(Extracted records)
▬▬▬▬▬▬

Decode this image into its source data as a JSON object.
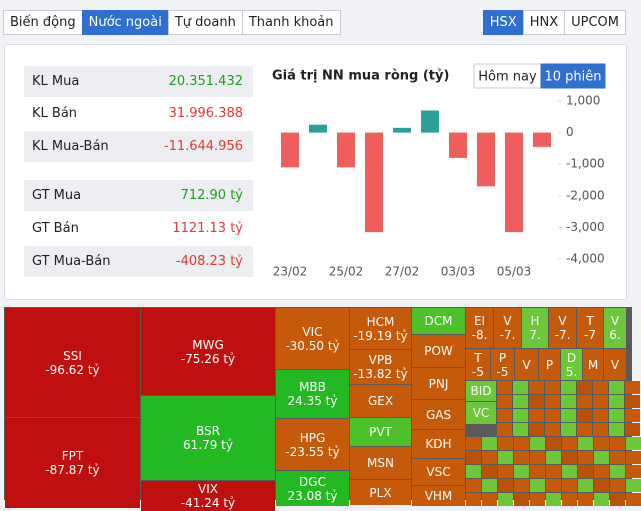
{
  "tabs": {
    "items": [
      "Biến động",
      "Nước ngoài",
      "Tự doanh",
      "Thanh khoản"
    ],
    "active": 1
  },
  "exchanges": {
    "items": [
      "HSX",
      "HNX",
      "UPCOM"
    ],
    "active": 0
  },
  "stats": [
    {
      "label": "KL Mua",
      "value": "20.351.432",
      "color": "#1e9e1e"
    },
    {
      "label": "KL Bán",
      "value": "31.996.388",
      "color": "#e53935"
    },
    {
      "label": "KL Mua-Bán",
      "value": "-11.644.956",
      "color": "#e53935"
    },
    {
      "label": "GT Mua",
      "value": "712.90 tỷ",
      "color": "#1e9e1e"
    },
    {
      "label": "GT Bán",
      "value": "1121.13 tỷ",
      "color": "#e53935"
    },
    {
      "label": "GT Mua-Bán",
      "value": "-408.23 tỷ",
      "color": "#e53935"
    }
  ],
  "chart": {
    "type": "bar",
    "title": "Giá trị NN mua ròng (tỷ)",
    "toggle": {
      "items": [
        "Hôm nay",
        "10 phiên"
      ],
      "active": 1
    },
    "categories": [
      "23/02",
      null,
      "25/02",
      null,
      "27/02",
      null,
      "03/03",
      null,
      "05/03",
      null
    ],
    "values": [
      -1100,
      250,
      -1100,
      -3150,
      150,
      700,
      -800,
      -1700,
      -3150,
      -450
    ],
    "positive_color": "#2aa198",
    "negative_color": "#ef5d5d",
    "ylim": [
      -4000,
      1000
    ],
    "yticks": [
      {
        "value": 1000,
        "label": "1,000"
      },
      0,
      {
        "value": -1000,
        "label": "-1,000"
      },
      {
        "value": -2000,
        "label": "-2,000"
      },
      {
        "value": -3000,
        "label": "-3,000"
      },
      {
        "value": -4000,
        "label": "-4,000"
      }
    ],
    "grid": false
  },
  "treemap": [
    {
      "name": "SSI",
      "value": "-96.62 tỷ",
      "color": "#c00f0f"
    },
    {
      "name": "FPT",
      "value": "-87.87 tỷ",
      "color": "#c00f0f"
    },
    {
      "name": "MWG",
      "value": "-75.26 tỷ",
      "color": "#c00f0f"
    },
    {
      "name": "BSR",
      "value": "61.79 tỷ",
      "color": "#22b922"
    },
    {
      "name": "VIX",
      "value": "-41.24 tỷ",
      "color": "#c00f0f"
    },
    {
      "name": "VIC",
      "value": "-30.50 tỷ",
      "color": "#c55a0b"
    },
    {
      "name": "MBB",
      "value": "24.35 tỷ",
      "color": "#22b922"
    },
    {
      "name": "HPG",
      "value": "-23.55 tỷ",
      "color": "#c55a0b"
    },
    {
      "name": "DGC",
      "value": "23.08 tỷ",
      "color": "#22b922"
    },
    {
      "name": "HCM",
      "value": "-19.19 tỷ",
      "color": "#c55a0b"
    },
    {
      "name": "VPB",
      "value": "-13.82 tỷ",
      "color": "#c55a0b"
    },
    {
      "name": "GEX",
      "color": "#c55a0b"
    },
    {
      "name": "PVT",
      "color": "#4cc12a"
    },
    {
      "name": "MSN",
      "color": "#c55a0b"
    },
    {
      "name": "PLX",
      "color": "#c55a0b"
    },
    {
      "name": "DCM",
      "color": "#4cc12a"
    },
    {
      "name": "POW",
      "color": "#c55a0b"
    },
    {
      "name": "PNJ",
      "color": "#c55a0b"
    },
    {
      "name": "GAS",
      "color": "#c55a0b"
    },
    {
      "name": "KDH",
      "color": "#c55a0b"
    },
    {
      "name": "VSC",
      "color": "#c55a0b"
    },
    {
      "name": "VHM",
      "color": "#c55a0b"
    },
    {
      "name": "EI",
      "value": "-8.",
      "color": "#c55a0b"
    },
    {
      "name": "V",
      "value": "-7.",
      "color": "#c55a0b"
    },
    {
      "name": "H",
      "value": "7.",
      "color": "#6cc83a"
    },
    {
      "name": "V",
      "value": "-7.",
      "color": "#c55a0b"
    },
    {
      "name": "T",
      "value": "-7",
      "color": "#c55a0b"
    },
    {
      "name": "V",
      "value": "6.",
      "color": "#6cc83a"
    },
    {
      "name": "T",
      "value": "-5",
      "color": "#c55a0b"
    },
    {
      "name": "P",
      "value": "-5",
      "color": "#c55a0b"
    },
    {
      "name": "V",
      "color": "#c55a0b"
    },
    {
      "name": "P",
      "color": "#c55a0b"
    },
    {
      "name": "D",
      "value": "5.",
      "color": "#6cc83a"
    },
    {
      "name": "M",
      "color": "#c55a0b"
    },
    {
      "name": "V",
      "color": "#c55a0b"
    },
    {
      "name": "BID",
      "color": "#6cc83a"
    },
    {
      "name": "VC",
      "color": "#6cc83a"
    }
  ]
}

▬▬▬▬▬▬

_Required task_
Return a copy of every line that includes the word "label".

_Response for this exercise_
      "label": "KL Mua",
      "label": "KL Bán",
      "label": "KL Mua-Bán",
      "label": "GT Mua",
      "label": "GT Bán",
      "label": "GT Mua-Bán",
        "label": "1,000"
        "label": "-1,000"
        "label": "-2,000"
        "label": "-3,000"
        "label": "-4,000"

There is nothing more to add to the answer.